▸ RECORDED DATA:

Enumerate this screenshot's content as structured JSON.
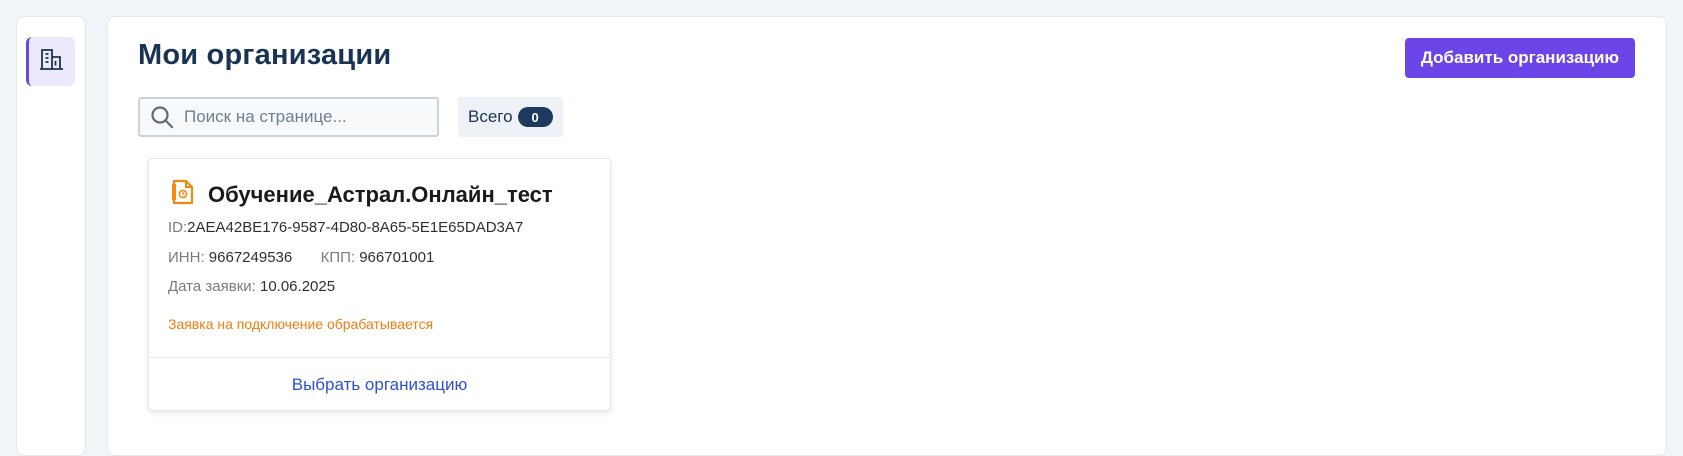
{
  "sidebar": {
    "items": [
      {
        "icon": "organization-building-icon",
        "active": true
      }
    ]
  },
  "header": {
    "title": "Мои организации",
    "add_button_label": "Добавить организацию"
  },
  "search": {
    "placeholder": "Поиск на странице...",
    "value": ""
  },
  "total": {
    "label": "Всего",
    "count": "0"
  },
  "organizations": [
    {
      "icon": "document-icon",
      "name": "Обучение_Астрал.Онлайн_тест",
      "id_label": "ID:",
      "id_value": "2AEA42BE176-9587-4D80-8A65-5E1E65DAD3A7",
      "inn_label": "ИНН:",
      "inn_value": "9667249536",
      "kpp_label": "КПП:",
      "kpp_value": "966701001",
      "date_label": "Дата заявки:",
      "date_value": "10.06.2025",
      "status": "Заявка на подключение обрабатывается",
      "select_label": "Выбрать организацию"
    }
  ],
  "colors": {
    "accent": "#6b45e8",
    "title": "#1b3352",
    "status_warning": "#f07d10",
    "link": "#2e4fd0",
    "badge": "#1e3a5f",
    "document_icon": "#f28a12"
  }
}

▸ EXERCISE GOAL: Set the pictures aside and transcribe the data above exactly.

▸ EXERCISE SOLUTION:
Enumerate this screenshot's content as structured JSON.
{
  "sidebar": {
    "items": [
      {
        "icon": "organization-building-icon",
        "active": true
      }
    ]
  },
  "header": {
    "title": "Мои организации",
    "add_button_label": "Добавить организацию"
  },
  "search": {
    "placeholder": "Поиск на странице...",
    "value": ""
  },
  "total": {
    "label": "Всего",
    "count": "0"
  },
  "organizations": [
    {
      "icon": "document-icon",
      "name": "Обучение_Астрал.Онлайн_тест",
      "id_label": "ID:",
      "id_value": "2AEA42BE176-9587-4D80-8A65-5E1E65DAD3A7",
      "inn_label": "ИНН:",
      "inn_value": "9667249536",
      "kpp_label": "КПП:",
      "kpp_value": "966701001",
      "date_label": "Дата заявки:",
      "date_value": "10.06.2025",
      "status": "Заявка на подключение обрабатывается",
      "select_label": "Выбрать организацию"
    }
  ],
  "colors": {
    "accent": "#6b45e8",
    "title": "#1b3352",
    "status_warning": "#f07d10",
    "link": "#2e4fd0",
    "badge": "#1e3a5f",
    "document_icon": "#f28a12"
  }
}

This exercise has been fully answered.